#### [Exercise data]
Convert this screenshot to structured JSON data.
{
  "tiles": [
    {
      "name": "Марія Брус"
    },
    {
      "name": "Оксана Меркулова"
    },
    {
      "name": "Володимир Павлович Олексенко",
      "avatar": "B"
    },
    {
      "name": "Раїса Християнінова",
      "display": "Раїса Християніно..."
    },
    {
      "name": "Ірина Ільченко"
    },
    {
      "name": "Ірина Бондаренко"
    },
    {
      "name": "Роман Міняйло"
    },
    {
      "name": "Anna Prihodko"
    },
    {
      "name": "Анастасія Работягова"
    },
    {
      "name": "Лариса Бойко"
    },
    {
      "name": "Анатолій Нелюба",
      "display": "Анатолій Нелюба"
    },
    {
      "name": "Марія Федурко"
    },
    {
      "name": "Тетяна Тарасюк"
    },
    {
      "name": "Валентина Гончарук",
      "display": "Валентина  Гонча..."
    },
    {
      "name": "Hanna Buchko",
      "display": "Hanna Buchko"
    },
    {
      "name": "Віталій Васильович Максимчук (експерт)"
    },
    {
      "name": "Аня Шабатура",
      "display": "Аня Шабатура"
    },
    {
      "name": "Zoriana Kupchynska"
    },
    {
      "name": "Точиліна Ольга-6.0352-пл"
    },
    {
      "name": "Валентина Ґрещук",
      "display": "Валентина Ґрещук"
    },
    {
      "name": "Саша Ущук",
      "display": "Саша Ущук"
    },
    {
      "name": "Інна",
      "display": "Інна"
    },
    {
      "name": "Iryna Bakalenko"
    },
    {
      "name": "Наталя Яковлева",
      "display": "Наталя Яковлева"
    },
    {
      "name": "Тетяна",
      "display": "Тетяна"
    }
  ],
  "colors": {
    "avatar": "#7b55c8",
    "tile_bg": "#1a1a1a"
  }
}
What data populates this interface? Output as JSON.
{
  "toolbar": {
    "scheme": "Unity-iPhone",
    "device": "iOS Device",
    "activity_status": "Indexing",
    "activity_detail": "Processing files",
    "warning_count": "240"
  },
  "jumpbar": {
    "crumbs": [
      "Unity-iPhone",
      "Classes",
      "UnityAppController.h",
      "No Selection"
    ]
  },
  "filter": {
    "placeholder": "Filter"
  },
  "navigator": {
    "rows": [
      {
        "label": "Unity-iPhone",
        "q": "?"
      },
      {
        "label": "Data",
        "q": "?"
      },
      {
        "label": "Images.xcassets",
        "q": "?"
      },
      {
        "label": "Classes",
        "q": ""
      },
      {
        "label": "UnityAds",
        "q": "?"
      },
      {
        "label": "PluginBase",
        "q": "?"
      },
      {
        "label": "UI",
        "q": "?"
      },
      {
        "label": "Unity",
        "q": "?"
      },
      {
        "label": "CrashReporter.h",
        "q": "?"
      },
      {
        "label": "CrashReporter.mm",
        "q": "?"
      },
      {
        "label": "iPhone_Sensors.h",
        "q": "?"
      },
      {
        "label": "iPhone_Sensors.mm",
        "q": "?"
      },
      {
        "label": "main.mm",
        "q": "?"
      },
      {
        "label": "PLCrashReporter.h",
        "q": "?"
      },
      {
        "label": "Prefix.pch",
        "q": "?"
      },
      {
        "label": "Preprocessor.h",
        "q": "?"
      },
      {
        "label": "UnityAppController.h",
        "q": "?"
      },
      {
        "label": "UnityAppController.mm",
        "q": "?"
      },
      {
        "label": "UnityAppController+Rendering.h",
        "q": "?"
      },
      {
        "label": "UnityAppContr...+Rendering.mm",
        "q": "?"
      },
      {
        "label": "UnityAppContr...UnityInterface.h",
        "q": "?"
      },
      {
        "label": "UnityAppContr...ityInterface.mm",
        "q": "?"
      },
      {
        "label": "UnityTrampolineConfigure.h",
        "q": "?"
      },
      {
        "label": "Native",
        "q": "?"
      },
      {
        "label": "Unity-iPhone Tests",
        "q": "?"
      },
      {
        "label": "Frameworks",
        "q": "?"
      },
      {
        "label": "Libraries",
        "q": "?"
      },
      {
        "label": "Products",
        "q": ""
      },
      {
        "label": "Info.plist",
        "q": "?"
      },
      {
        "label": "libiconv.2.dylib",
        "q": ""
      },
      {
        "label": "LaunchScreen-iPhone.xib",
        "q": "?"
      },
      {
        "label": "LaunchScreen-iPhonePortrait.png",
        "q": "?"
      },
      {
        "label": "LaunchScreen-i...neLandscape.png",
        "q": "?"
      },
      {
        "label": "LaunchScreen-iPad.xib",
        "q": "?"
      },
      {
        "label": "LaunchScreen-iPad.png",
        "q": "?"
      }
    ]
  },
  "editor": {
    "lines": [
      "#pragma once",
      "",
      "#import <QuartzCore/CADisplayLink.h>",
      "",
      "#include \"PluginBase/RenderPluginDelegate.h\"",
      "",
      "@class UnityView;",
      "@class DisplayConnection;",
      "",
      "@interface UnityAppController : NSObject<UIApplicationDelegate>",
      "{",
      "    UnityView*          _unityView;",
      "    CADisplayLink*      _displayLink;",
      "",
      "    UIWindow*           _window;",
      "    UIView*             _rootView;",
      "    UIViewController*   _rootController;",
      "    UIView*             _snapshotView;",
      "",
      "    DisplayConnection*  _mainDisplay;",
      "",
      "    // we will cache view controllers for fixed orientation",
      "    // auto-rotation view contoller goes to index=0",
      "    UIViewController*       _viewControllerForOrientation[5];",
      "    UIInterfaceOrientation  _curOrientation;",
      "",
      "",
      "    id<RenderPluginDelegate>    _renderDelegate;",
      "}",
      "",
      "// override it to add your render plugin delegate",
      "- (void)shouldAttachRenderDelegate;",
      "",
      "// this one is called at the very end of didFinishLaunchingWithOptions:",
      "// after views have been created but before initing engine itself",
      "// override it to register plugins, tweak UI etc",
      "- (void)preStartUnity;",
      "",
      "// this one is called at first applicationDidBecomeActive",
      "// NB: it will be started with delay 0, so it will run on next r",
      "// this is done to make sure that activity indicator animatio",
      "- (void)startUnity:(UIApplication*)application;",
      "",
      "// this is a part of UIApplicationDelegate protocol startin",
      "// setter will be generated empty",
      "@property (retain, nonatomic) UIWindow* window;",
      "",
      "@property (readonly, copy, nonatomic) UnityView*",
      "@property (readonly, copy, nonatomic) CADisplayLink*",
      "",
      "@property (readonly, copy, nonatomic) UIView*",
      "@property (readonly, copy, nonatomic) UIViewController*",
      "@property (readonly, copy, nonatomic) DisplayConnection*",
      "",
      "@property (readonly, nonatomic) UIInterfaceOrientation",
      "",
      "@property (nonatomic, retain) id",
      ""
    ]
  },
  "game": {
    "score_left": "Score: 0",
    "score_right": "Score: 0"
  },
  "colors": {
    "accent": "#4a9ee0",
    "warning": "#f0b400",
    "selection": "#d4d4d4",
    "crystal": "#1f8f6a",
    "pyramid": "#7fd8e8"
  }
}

#### [What this task involves]
All of the entries must be quoted exactly; please include each one.

#### [The answer]
Convert this screenshot to structured JSON data.
{
  "tiles": [
    {
      "name": "Марія Брус"
    },
    {
      "name": "Оксана Меркулова"
    },
    {
      "name": "Володимир Павлович Олексенко",
      "avatar": "B"
    },
    {
      "name": "Раїса Християнінова",
      "display": "Раїса Християніно..."
    },
    {
      "name": "Ірина Ільченко"
    },
    {
      "name": "Ірина Бондаренко"
    },
    {
      "name": "Роман Міняйло"
    },
    {
      "name": "Anna Prihodko"
    },
    {
      "name": "Анастасія Работягова"
    },
    {
      "name": "Лариса Бойко"
    },
    {
      "name": "Анатолій Нелюба",
      "display": "Анатолій Нелюба"
    },
    {
      "name": "Марія Федурко"
    },
    {
      "name": "Тетяна Тарасюк"
    },
    {
      "name": "Валентина Гончарук",
      "display": "Валентина  Гонча..."
    },
    {
      "name": "Hanna Buchko",
      "display": "Hanna Buchko"
    },
    {
      "name": "Віталій Васильович Максимчук (експерт)"
    },
    {
      "name": "Аня Шабатура",
      "display": "Аня Шабатура"
    },
    {
      "name": "Zoriana Kupchynska"
    },
    {
      "name": "Точиліна Ольга-6.0352-пл"
    },
    {
      "name": "Валентина Ґрещук",
      "display": "Валентина Ґрещук"
    },
    {
      "name": "Саша Ущук",
      "display": "Саша Ущук"
    },
    {
      "name": "Інна",
      "display": "Інна"
    },
    {
      "name": "Iryna Bakalenko"
    },
    {
      "name": "Наталя Яковлева",
      "display": "Наталя Яковлева"
    },
    {
      "name": "Тетяна",
      "display": "Тетяна"
    }
  ],
  "colors": {
    "avatar": "#7b55c8",
    "tile_bg": "#1a1a1a"
  }
}
What data populates this interface? Output as JSON.
{
  "toolbar": {
    "scheme": "Unity-iPhone",
    "device": "iOS Device",
    "activity_status": "Indexing",
    "activity_detail": "Processing files",
    "warning_count": "240"
  },
  "jumpbar": {
    "crumbs": [
      "Unity-iPhone",
      "Classes",
      "UnityAppController.h",
      "No Selection"
    ]
  },
  "filter": {
    "placeholder": "Filter"
  },
  "navigator": {
    "rows": [
      {
        "label": "Unity-iPhone",
        "q": "?"
      },
      {
        "label": "Data",
        "q": "?"
      },
      {
        "label": "Images.xcassets",
        "q": "?"
      },
      {
        "label": "Classes",
        "q": ""
      },
      {
        "label": "UnityAds",
        "q": "?"
      },
      {
        "label": "PluginBase",
        "q": "?"
      },
      {
        "label": "UI",
        "q": "?"
      },
      {
        "label": "Unity",
        "q": "?"
      },
      {
        "label": "CrashReporter.h",
        "q": "?"
      },
      {
        "label": "CrashReporter.mm",
        "q": "?"
      },
      {
        "label": "iPhone_Sensors.h",
        "q": "?"
      },
      {
        "label": "iPhone_Sensors.mm",
        "q": "?"
      },
      {
        "label": "main.mm",
        "q": "?"
      },
      {
        "label": "PLCrashReporter.h",
        "q": "?"
      },
      {
        "label": "Prefix.pch",
        "q": "?"
      },
      {
        "label": "Preprocessor.h",
        "q": "?"
      },
      {
        "label": "UnityAppController.h",
        "q": "?"
      },
      {
        "label": "UnityAppController.mm",
        "q": "?"
      },
      {
        "label": "UnityAppController+Rendering.h",
        "q": "?"
      },
      {
        "label": "UnityAppContr...+Rendering.mm",
        "q": "?"
      },
      {
        "label": "UnityAppContr...UnityInterface.h",
        "q": "?"
      },
      {
        "label": "UnityAppContr...ityInterface.mm",
        "q": "?"
      },
      {
        "label": "UnityTrampolineConfigure.h",
        "q": "?"
      },
      {
        "label": "Native",
        "q": "?"
      },
      {
        "label": "Unity-iPhone Tests",
        "q": "?"
      },
      {
        "label": "Frameworks",
        "q": "?"
      },
      {
        "label": "Libraries",
        "q": "?"
      },
      {
        "label": "Products",
        "q": ""
      },
      {
        "label": "Info.plist",
        "q": "?"
      },
      {
        "label": "libiconv.2.dylib",
        "q": ""
      },
      {
        "label": "LaunchScreen-iPhone.xib",
        "q": "?"
      },
      {
        "label": "LaunchScreen-iPhonePortrait.png",
        "q": "?"
      },
      {
        "label": "LaunchScreen-i...neLandscape.png",
        "q": "?"
      },
      {
        "label": "LaunchScreen-iPad.xib",
        "q": "?"
      },
      {
        "label": "LaunchScreen-iPad.png",
        "q": "?"
      }
    ]
  },
  "editor": {
    "lines": [
      "#pragma once",
      "",
      "#import <QuartzCore/CADisplayLink.h>",
      "",
      "#include \"PluginBase/RenderPluginDelegate.h\"",
      "",
      "@class UnityView;",
      "@class DisplayConnection;",
      "",
      "@interface UnityAppController : NSObject<UIApplicationDelegate>",
      "{",
      "    UnityView*          _unityView;",
      "    CADisplayLink*      _displayLink;",
      "",
      "    UIWindow*           _window;",
      "    UIView*             _rootView;",
      "    UIViewController*   _rootController;",
      "    UIView*             _snapshotView;",
      "",
      "    DisplayConnection*  _mainDisplay;",
      "",
      "    // we will cache view controllers for fixed orientation",
      "    // auto-rotation view contoller goes to index=0",
      "    UIViewController*       _viewControllerForOrientation[5];",
      "    UIInterfaceOrientation  _curOrientation;",
      "",
      "",
      "    id<RenderPluginDelegate>    _renderDelegate;",
      "}",
      "",
      "// override it to add your render plugin delegate",
      "- (void)shouldAttachRenderDelegate;",
      "",
      "// this one is called at the very end of didFinishLaunchingWithOptions:",
      "// after views have been created but before initing engine itself",
      "// override it to register plugins, tweak UI etc",
      "- (void)preStartUnity;",
      "",
      "// this one is called at first applicationDidBecomeActive",
      "// NB: it will be started with delay 0, so it will run on next r",
      "// this is done to make sure that activity indicator animatio",
      "- (void)startUnity:(UIApplication*)application;",
      "",
      "// this is a part of UIApplicationDelegate protocol startin",
      "// setter will be generated empty",
      "@property (retain, nonatomic) UIWindow* window;",
      "",
      "@property (readonly, copy, nonatomic) UnityView*",
      "@property (readonly, copy, nonatomic) CADisplayLink*",
      "",
      "@property (readonly, copy, nonatomic) UIView*",
      "@property (readonly, copy, nonatomic) UIViewController*",
      "@property (readonly, copy, nonatomic) DisplayConnection*",
      "",
      "@property (readonly, nonatomic) UIInterfaceOrientation",
      "",
      "@property (nonatomic, retain) id",
      ""
    ]
  },
  "game": {
    "score_left": "Score: 0",
    "score_right": "Score: 0"
  },
  "colors": {
    "accent": "#4a9ee0",
    "warning": "#f0b400",
    "selection": "#d4d4d4",
    "crystal": "#1f8f6a",
    "pyramid": "#7fd8e8"
  }
}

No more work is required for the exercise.